Items from a dataset
== == ==
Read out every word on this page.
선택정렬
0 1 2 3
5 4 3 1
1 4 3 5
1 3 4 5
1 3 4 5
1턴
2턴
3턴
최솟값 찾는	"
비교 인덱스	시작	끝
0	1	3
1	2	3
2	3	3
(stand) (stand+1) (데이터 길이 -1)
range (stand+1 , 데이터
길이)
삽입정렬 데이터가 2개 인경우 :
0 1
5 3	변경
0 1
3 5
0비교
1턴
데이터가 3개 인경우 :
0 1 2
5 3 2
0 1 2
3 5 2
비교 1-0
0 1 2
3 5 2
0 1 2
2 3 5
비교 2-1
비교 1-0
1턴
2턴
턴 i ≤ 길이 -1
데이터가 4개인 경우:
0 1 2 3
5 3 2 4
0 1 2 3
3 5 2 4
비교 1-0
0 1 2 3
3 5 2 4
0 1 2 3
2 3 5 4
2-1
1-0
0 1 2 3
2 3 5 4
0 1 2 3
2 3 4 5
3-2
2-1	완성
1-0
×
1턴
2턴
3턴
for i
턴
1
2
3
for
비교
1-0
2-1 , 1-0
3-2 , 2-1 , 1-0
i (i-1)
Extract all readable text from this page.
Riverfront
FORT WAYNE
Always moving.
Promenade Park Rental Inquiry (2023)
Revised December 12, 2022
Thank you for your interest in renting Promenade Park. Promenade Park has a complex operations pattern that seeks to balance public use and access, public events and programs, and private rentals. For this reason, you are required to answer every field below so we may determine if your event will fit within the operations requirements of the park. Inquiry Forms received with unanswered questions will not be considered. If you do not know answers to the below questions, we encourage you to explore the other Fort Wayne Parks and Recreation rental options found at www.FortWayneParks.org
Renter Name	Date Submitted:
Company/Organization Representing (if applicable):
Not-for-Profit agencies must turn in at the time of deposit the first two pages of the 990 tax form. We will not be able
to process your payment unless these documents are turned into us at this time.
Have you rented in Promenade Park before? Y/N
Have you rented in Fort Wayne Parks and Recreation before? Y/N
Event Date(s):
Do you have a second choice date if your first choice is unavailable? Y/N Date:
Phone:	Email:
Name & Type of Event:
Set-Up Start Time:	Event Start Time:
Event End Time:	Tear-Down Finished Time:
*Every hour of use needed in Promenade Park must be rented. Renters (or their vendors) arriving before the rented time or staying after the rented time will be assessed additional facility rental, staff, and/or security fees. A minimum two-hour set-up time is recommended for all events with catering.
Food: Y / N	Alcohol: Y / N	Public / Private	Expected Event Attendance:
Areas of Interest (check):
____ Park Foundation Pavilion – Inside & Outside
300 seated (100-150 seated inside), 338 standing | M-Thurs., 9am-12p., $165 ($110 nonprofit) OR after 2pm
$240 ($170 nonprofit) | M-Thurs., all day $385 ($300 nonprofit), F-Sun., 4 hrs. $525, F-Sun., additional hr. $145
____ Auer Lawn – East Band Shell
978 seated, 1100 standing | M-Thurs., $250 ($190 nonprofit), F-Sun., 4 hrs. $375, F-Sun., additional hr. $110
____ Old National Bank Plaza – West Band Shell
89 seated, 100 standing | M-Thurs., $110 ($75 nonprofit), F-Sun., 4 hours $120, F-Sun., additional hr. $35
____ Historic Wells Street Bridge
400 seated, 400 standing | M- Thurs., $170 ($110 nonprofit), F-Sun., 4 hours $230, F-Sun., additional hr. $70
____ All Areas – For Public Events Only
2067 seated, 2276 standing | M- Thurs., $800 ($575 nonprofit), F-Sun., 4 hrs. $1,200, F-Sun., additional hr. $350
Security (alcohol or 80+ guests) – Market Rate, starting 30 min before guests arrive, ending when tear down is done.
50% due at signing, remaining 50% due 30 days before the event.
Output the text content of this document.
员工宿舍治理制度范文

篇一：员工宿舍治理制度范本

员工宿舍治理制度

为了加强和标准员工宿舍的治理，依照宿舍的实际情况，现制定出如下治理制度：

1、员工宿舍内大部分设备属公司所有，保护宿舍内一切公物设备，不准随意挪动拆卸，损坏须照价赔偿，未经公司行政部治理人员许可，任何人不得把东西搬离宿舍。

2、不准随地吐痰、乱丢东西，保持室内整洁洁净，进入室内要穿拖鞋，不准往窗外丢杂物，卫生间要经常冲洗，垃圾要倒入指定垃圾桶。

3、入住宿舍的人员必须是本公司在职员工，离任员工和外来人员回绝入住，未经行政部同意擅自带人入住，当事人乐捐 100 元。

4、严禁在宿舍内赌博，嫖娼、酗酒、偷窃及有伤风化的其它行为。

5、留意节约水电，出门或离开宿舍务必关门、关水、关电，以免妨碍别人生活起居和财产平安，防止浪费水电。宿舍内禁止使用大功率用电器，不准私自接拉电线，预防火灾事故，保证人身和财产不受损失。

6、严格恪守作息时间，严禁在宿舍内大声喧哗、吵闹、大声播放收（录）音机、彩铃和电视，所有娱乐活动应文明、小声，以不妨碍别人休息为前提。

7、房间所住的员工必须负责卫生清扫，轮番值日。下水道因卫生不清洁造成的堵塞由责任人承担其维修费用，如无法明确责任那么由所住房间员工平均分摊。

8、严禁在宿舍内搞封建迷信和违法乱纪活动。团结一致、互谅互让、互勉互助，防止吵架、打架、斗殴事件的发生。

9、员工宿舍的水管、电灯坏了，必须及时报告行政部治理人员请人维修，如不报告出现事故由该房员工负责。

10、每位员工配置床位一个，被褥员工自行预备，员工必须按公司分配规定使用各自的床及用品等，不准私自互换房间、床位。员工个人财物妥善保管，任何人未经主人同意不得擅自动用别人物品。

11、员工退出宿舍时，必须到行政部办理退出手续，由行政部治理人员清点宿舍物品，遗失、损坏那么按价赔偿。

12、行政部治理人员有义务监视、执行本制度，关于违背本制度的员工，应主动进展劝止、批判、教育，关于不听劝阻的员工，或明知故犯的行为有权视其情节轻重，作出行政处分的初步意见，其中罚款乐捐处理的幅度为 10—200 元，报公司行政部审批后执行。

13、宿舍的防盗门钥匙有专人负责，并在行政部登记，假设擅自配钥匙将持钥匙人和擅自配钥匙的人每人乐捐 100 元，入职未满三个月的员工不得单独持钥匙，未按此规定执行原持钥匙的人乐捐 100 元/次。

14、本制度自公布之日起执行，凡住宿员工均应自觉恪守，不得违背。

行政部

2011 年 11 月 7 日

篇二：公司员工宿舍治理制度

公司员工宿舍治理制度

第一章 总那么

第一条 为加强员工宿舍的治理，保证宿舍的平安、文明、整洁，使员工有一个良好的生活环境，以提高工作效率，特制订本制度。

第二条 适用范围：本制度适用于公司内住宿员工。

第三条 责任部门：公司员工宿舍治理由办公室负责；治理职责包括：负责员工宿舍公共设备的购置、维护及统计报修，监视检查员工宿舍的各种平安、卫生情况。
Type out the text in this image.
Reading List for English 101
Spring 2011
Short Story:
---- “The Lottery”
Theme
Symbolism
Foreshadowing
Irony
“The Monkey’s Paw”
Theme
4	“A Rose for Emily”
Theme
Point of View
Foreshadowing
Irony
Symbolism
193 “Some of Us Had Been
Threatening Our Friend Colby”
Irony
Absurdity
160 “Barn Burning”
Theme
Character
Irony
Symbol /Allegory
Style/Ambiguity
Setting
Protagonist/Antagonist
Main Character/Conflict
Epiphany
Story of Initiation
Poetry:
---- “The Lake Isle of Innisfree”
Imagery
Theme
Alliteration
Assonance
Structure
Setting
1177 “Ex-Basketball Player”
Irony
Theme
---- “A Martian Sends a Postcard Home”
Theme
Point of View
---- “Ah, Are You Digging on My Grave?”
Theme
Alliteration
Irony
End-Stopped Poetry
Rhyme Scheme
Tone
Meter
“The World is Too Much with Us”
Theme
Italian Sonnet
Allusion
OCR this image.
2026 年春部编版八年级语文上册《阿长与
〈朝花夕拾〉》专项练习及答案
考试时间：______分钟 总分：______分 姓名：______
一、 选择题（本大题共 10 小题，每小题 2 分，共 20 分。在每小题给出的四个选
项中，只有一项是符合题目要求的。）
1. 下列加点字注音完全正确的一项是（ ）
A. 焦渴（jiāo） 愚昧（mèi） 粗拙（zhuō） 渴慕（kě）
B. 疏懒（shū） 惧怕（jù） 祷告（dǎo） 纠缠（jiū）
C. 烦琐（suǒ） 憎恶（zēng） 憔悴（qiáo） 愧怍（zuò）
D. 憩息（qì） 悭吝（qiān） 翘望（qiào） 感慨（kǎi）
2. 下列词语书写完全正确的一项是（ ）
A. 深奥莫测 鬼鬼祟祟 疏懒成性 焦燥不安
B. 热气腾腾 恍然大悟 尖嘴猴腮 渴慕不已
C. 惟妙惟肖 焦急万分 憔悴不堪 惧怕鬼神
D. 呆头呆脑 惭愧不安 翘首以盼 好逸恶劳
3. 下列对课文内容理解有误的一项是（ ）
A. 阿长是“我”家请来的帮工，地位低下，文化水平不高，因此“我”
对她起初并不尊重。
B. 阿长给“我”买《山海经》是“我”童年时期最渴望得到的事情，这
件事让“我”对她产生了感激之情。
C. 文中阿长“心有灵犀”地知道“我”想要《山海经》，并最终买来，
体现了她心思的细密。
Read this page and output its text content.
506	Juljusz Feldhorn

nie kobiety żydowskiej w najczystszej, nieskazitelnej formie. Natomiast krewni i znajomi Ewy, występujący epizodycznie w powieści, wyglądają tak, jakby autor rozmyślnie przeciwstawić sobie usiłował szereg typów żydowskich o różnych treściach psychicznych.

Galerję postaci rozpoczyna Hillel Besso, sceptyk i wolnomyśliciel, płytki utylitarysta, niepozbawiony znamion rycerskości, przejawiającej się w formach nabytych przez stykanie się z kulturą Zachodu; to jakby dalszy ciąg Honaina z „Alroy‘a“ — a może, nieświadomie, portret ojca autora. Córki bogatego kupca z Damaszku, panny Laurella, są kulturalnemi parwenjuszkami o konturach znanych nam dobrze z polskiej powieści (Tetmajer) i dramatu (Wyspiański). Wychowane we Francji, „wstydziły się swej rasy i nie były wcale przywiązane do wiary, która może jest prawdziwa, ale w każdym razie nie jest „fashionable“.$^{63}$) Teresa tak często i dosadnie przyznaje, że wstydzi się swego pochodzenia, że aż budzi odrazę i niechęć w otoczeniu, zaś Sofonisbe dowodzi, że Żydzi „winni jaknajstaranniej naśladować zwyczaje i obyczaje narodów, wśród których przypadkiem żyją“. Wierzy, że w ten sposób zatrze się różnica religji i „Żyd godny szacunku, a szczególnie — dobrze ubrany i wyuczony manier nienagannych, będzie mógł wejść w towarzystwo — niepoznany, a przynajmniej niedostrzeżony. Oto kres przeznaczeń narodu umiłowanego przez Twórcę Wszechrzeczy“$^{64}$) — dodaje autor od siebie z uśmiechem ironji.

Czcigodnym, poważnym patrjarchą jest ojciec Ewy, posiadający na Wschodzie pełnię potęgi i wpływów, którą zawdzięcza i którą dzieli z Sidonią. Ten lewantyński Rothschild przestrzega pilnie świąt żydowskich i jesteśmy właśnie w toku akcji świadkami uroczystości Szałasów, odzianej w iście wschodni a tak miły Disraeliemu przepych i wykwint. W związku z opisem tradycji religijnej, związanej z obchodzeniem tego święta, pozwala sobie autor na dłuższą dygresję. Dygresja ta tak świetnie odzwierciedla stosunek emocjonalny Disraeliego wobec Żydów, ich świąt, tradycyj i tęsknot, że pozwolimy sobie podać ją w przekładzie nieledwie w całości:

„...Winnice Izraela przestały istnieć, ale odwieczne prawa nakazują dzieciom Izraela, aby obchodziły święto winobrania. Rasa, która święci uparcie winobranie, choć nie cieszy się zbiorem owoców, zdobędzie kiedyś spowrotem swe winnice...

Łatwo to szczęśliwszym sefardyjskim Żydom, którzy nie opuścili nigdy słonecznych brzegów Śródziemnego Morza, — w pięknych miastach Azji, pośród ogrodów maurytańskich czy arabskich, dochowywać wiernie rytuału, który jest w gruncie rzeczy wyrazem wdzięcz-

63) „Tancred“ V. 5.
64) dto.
== == ==
_EXERCISE AIM_
Find the lines that include the string "hours", then copy each of them.

_RIGHT ANSWER_
89 seated, 100 standing | M-Thurs., $110 ($75 nonprofit), F-Sun., 4 hours $120, F-Sun., additional hr. $35
400 seated, 400 standing | M- Thurs., $170 ($110 nonprofit), F-Sun., 4 hours $230, F-Sun., additional hr. $70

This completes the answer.